### Direction
Will you transcribe all the entries word for word, skipping the pictures they hold?
— Start Dataset —
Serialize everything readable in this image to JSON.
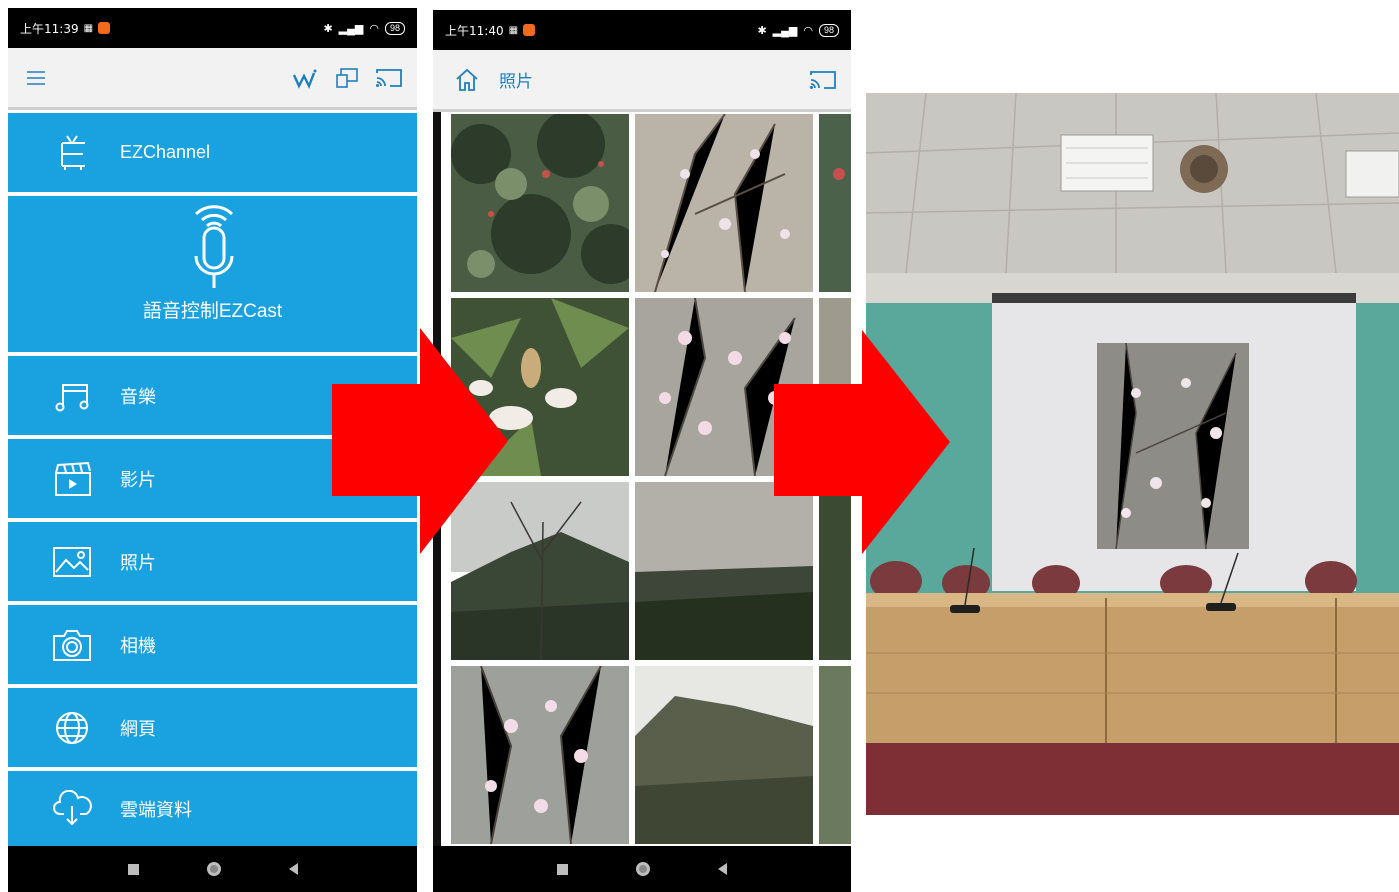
{
  "phone1": {
    "status": {
      "time": "上午11:39",
      "battery": "98"
    },
    "menu_items": [
      {
        "label": "EZChannel",
        "icon": "tv-icon"
      },
      {
        "label": "語音控制EZCast",
        "icon": "microphone-icon"
      },
      {
        "label": "音樂",
        "icon": "music-icon"
      },
      {
        "label": "影片",
        "icon": "video-icon"
      },
      {
        "label": "照片",
        "icon": "photo-icon"
      },
      {
        "label": "相機",
        "icon": "camera-icon"
      },
      {
        "label": "網頁",
        "icon": "globe-icon"
      },
      {
        "label": "雲端資料",
        "icon": "cloud-download-icon"
      }
    ]
  },
  "phone2": {
    "status": {
      "time": "上午11:40",
      "battery": "98"
    },
    "title": "照片"
  },
  "colors": {
    "menu_blue": "#1aa1df",
    "arrow_red": "#ff0000",
    "accent_blue": "#1e7fc0"
  }
}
— End Dataset —
### Expected output
Serialize everything readable in this image to JSON.
{
  "phone1": {
    "status": {
      "time": "上午11:39",
      "battery": "98"
    },
    "menu_items": [
      {
        "label": "EZChannel",
        "icon": "tv-icon"
      },
      {
        "label": "語音控制EZCast",
        "icon": "microphone-icon"
      },
      {
        "label": "音樂",
        "icon": "music-icon"
      },
      {
        "label": "影片",
        "icon": "video-icon"
      },
      {
        "label": "照片",
        "icon": "photo-icon"
      },
      {
        "label": "相機",
        "icon": "camera-icon"
      },
      {
        "label": "網頁",
        "icon": "globe-icon"
      },
      {
        "label": "雲端資料",
        "icon": "cloud-download-icon"
      }
    ]
  },
  "phone2": {
    "status": {
      "time": "上午11:40",
      "battery": "98"
    },
    "title": "照片"
  },
  "colors": {
    "menu_blue": "#1aa1df",
    "arrow_red": "#ff0000",
    "accent_blue": "#1e7fc0"
  }
}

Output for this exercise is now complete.